DIRECTION:
What lines of the data hold the string "formKey"? Pull each one out.

* Start DATA TO USE *

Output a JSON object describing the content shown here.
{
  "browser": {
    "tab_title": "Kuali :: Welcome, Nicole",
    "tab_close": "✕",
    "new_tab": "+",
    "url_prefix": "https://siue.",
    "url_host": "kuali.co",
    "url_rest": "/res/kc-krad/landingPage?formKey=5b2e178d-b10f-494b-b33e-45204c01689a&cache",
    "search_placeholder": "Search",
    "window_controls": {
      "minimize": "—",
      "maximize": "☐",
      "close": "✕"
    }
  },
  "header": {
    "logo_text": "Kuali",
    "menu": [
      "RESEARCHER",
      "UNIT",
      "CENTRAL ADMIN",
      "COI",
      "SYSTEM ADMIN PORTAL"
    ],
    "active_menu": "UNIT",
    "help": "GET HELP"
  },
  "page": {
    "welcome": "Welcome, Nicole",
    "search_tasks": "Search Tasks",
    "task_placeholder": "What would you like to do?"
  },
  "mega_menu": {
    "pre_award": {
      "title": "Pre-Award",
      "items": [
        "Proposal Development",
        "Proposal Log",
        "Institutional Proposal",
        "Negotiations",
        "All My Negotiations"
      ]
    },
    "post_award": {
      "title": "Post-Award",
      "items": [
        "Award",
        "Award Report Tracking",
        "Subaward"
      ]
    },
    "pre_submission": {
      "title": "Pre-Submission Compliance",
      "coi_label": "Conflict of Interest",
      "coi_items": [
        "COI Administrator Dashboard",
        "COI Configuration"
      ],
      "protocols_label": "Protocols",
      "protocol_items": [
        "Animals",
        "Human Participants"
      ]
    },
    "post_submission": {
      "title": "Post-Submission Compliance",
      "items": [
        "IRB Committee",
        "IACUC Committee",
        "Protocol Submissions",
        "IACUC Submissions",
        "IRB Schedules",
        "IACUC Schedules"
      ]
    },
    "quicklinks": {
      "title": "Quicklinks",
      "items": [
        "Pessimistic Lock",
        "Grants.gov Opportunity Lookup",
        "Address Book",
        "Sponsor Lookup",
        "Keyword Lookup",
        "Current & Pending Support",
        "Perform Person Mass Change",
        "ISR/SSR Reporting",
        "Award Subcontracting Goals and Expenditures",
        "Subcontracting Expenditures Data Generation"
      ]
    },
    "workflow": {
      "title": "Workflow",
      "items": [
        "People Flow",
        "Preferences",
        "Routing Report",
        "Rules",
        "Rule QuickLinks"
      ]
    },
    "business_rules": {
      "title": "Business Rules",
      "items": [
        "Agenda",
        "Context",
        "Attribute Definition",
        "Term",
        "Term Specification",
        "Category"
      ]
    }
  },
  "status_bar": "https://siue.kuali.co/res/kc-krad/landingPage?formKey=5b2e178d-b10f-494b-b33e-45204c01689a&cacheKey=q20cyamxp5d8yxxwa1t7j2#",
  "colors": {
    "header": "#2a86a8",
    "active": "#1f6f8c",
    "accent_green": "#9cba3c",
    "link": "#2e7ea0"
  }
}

* End DATA TO USE *

OUTPUT FOR THIS EXERCISE:
    "url_rest": "/res/kc-krad/landingPage?formKey=5b2e178d-b10f-494b-b33e-45204c01689a&cache",
  "status_bar": "https://siue.kuali.co/res/kc-krad/landingPage?formKey=5b2e178d-b10f-494b-b33e-45204c01689a&cacheKey=q20cyamxp5d8yxxwa1t7j2#",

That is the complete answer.